[TRY IT] Reproduce all of the data exactly.

[DATASET RECORDS]
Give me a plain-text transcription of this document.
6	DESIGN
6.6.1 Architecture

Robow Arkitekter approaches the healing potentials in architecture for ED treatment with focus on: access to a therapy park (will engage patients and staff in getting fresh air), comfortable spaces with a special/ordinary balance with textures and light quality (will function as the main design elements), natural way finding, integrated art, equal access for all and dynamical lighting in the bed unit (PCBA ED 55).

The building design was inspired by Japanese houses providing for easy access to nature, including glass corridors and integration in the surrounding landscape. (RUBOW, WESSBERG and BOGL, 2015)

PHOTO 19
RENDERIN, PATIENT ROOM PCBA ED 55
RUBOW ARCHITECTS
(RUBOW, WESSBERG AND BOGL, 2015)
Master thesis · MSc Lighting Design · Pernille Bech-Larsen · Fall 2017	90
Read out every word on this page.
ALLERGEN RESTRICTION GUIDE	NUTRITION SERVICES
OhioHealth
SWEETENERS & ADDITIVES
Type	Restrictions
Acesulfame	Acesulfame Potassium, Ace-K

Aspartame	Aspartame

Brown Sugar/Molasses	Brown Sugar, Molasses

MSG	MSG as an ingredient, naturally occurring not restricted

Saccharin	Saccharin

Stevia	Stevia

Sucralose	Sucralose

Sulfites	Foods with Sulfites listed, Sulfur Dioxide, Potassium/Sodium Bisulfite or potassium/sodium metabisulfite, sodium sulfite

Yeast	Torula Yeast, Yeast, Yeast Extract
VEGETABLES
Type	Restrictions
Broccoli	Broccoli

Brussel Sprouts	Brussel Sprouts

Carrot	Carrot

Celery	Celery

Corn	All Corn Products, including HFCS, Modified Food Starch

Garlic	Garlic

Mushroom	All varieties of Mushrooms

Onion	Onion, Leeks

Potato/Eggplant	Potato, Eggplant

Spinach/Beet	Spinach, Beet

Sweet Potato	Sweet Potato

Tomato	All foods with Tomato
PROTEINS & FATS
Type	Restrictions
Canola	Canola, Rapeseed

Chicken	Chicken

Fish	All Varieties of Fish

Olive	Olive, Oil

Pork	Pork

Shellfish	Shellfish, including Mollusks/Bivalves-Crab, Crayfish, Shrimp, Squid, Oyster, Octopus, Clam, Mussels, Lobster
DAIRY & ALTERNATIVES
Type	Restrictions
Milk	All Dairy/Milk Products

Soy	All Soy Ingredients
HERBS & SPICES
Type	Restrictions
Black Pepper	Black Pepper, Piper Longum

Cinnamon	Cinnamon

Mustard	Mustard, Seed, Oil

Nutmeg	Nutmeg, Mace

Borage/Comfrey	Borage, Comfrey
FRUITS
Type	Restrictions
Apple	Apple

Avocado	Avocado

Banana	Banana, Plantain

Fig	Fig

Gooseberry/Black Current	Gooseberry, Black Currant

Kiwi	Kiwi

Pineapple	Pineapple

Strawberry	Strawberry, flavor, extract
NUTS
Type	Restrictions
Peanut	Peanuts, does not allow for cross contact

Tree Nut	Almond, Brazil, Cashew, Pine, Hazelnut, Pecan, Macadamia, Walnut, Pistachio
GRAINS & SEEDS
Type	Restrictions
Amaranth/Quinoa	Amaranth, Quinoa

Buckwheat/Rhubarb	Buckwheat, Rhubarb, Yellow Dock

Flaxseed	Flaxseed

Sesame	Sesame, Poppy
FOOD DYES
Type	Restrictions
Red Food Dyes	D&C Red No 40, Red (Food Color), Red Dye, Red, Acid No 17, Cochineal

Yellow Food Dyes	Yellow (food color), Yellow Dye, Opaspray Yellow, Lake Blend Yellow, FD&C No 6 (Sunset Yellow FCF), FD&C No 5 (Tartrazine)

[TASK SOLUTION]
Give me a plain-text transcription of this document.
6	DESIGN
6.6.1 Architecture

Robow Arkitekter approaches the healing potentials in architecture for ED treatment with focus on: access to a therapy park (will engage patients and staff in getting fresh air), comfortable spaces with a special/ordinary balance with textures and light quality (will function as the main design elements), natural way finding, integrated art, equal access for all and dynamical lighting in the bed unit (PCBA ED 55).

The building design was inspired by Japanese houses providing for easy access to nature, including glass corridors and integration in the surrounding landscape. (RUBOW, WESSBERG and BOGL, 2015)

PHOTO 19
RENDERIN, PATIENT ROOM PCBA ED 55
RUBOW ARCHITECTS
(RUBOW, WESSBERG AND BOGL, 2015)
Master thesis · MSc Lighting Design · Pernille Bech-Larsen · Fall 2017	90
Read out every word on this page.
ALLERGEN RESTRICTION GUIDE	NUTRITION SERVICES
OhioHealth
SWEETENERS & ADDITIVES
Type	Restrictions
Acesulfame	Acesulfame Potassium, Ace-K

Aspartame	Aspartame

Brown Sugar/Molasses	Brown Sugar, Molasses

MSG	MSG as an ingredient, naturally occurring not restricted

Saccharin	Saccharin

Stevia	Stevia

Sucralose	Sucralose

Sulfites	Foods with Sulfites listed, Sulfur Dioxide, Potassium/Sodium Bisulfite or potassium/sodium metabisulfite, sodium sulfite

Yeast	Torula Yeast, Yeast, Yeast Extract
VEGETABLES
Type	Restrictions
Broccoli	Broccoli

Brussel Sprouts	Brussel Sprouts

Carrot	Carrot

Celery	Celery

Corn	All Corn Products, including HFCS, Modified Food Starch

Garlic	Garlic

Mushroom	All varieties of Mushrooms

Onion	Onion, Leeks

Potato/Eggplant	Potato, Eggplant

Spinach/Beet	Spinach, Beet

Sweet Potato	Sweet Potato

Tomato	All foods with Tomato
PROTEINS & FATS
Type	Restrictions
Canola	Canola, Rapeseed

Chicken	Chicken

Fish	All Varieties of Fish

Olive	Olive, Oil

Pork	Pork

Shellfish	Shellfish, including Mollusks/Bivalves-Crab, Crayfish, Shrimp, Squid, Oyster, Octopus, Clam, Mussels, Lobster
DAIRY & ALTERNATIVES
Type	Restrictions
Milk	All Dairy/Milk Products

Soy	All Soy Ingredients
HERBS & SPICES
Type	Restrictions
Black Pepper	Black Pepper, Piper Longum

Cinnamon	Cinnamon

Mustard	Mustard, Seed, Oil

Nutmeg	Nutmeg, Mace

Borage/Comfrey	Borage, Comfrey
FRUITS
Type	Restrictions
Apple	Apple

Avocado	Avocado

Banana	Banana, Plantain

Fig	Fig

Gooseberry/Black Current	Gooseberry, Black Currant

Kiwi	Kiwi

Pineapple	Pineapple

Strawberry	Strawberry, flavor, extract
NUTS
Type	Restrictions
Peanut	Peanuts, does not allow for cross contact

Tree Nut	Almond, Brazil, Cashew, Pine, Hazelnut, Pecan, Macadamia, Walnut, Pistachio
GRAINS & SEEDS
Type	Restrictions
Amaranth/Quinoa	Amaranth, Quinoa

Buckwheat/Rhubarb	Buckwheat, Rhubarb, Yellow Dock

Flaxseed	Flaxseed

Sesame	Sesame, Poppy
FOOD DYES
Type	Restrictions
Red Food Dyes	D&C Red No 40, Red (Food Color), Red Dye, Red, Acid No 17, Cochineal

Yellow Food Dyes	Yellow (food color), Yellow Dye, Opaspray Yellow, Lake Blend Yellow, FD&C No 6 (Sunset Yellow FCF), FD&C No 5 (Tartrazine)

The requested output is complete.